BRIEF:
Quote the records beneath, complete and exact. Leave out images.

^^^^^^^^^^^^^^^^

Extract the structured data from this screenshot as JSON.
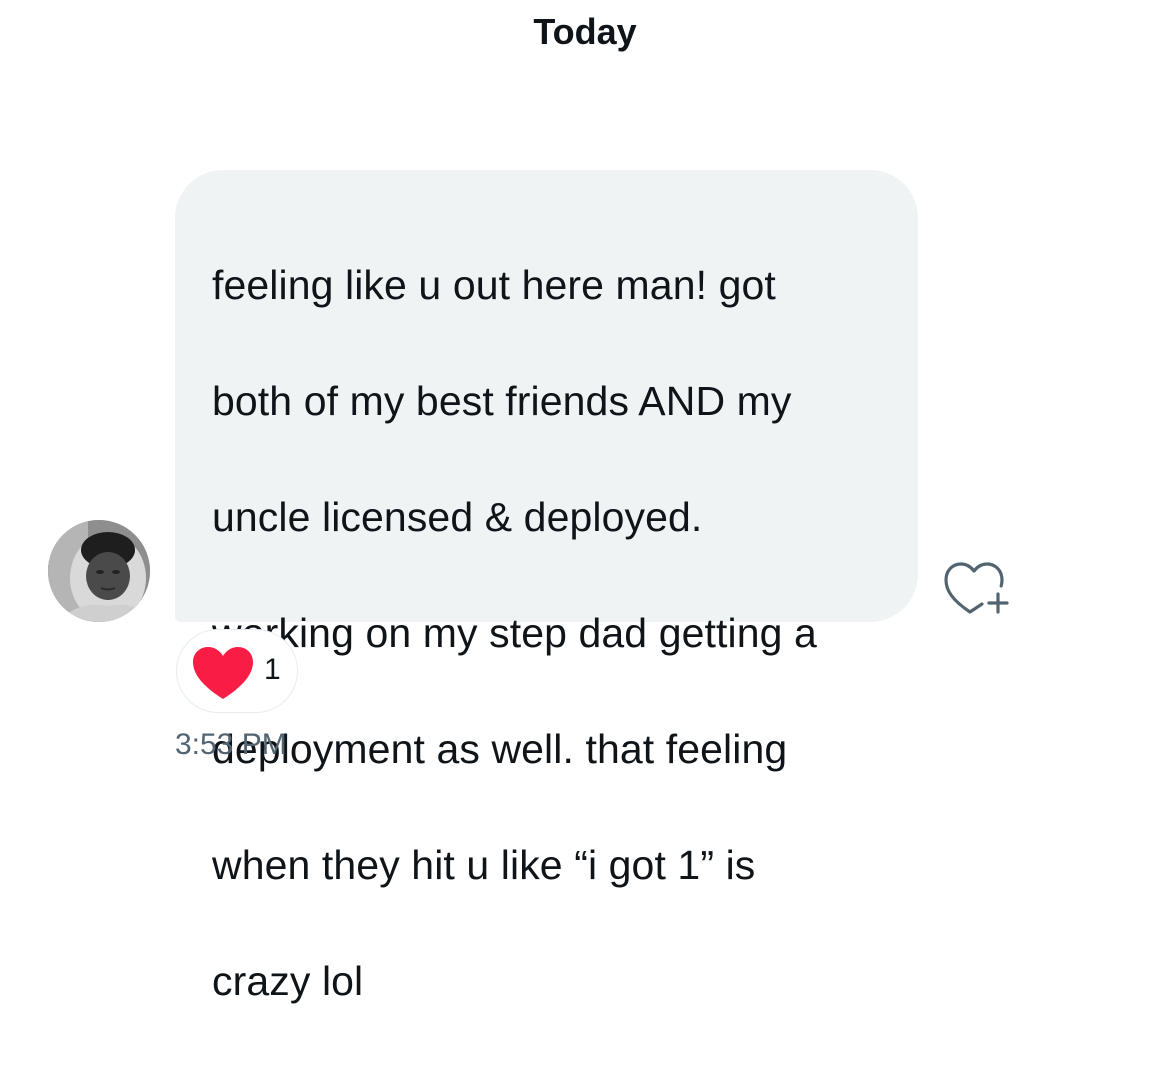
{
  "conversation": {
    "day_label": "Today",
    "message": {
      "lines": [
        "feeling like u out here man! got",
        "both of my best friends AND my",
        "uncle licensed & deployed.",
        "working on my step dad getting a",
        "deployment as well. that feeling",
        "when they hit u like “i got 1” is",
        "crazy lol"
      ],
      "time": "3:53 PM",
      "reaction": {
        "emoji": "heart-icon",
        "count": "1"
      }
    }
  },
  "colors": {
    "bubble_background": "#eff3f4",
    "text_primary": "#0f1419",
    "text_secondary": "#536471",
    "heart_red": "#f91c45",
    "icon_gray": "#536471"
  },
  "icons": {
    "react_button": "heart-plus-icon",
    "avatar": "user-avatar"
  }
}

^^^^^^^^^^^^^^^^

THE SOLUTION:
Extract the structured data from this screenshot as JSON.
{
  "conversation": {
    "day_label": "Today",
    "message": {
      "lines": [
        "feeling like u out here man! got",
        "both of my best friends AND my",
        "uncle licensed & deployed.",
        "working on my step dad getting a",
        "deployment as well. that feeling",
        "when they hit u like “i got 1” is",
        "crazy lol"
      ],
      "time": "3:53 PM",
      "reaction": {
        "emoji": "heart-icon",
        "count": "1"
      }
    }
  },
  "colors": {
    "bubble_background": "#eff3f4",
    "text_primary": "#0f1419",
    "text_secondary": "#536471",
    "heart_red": "#f91c45",
    "icon_gray": "#536471"
  },
  "icons": {
    "react_button": "heart-plus-icon",
    "avatar": "user-avatar"
  }
}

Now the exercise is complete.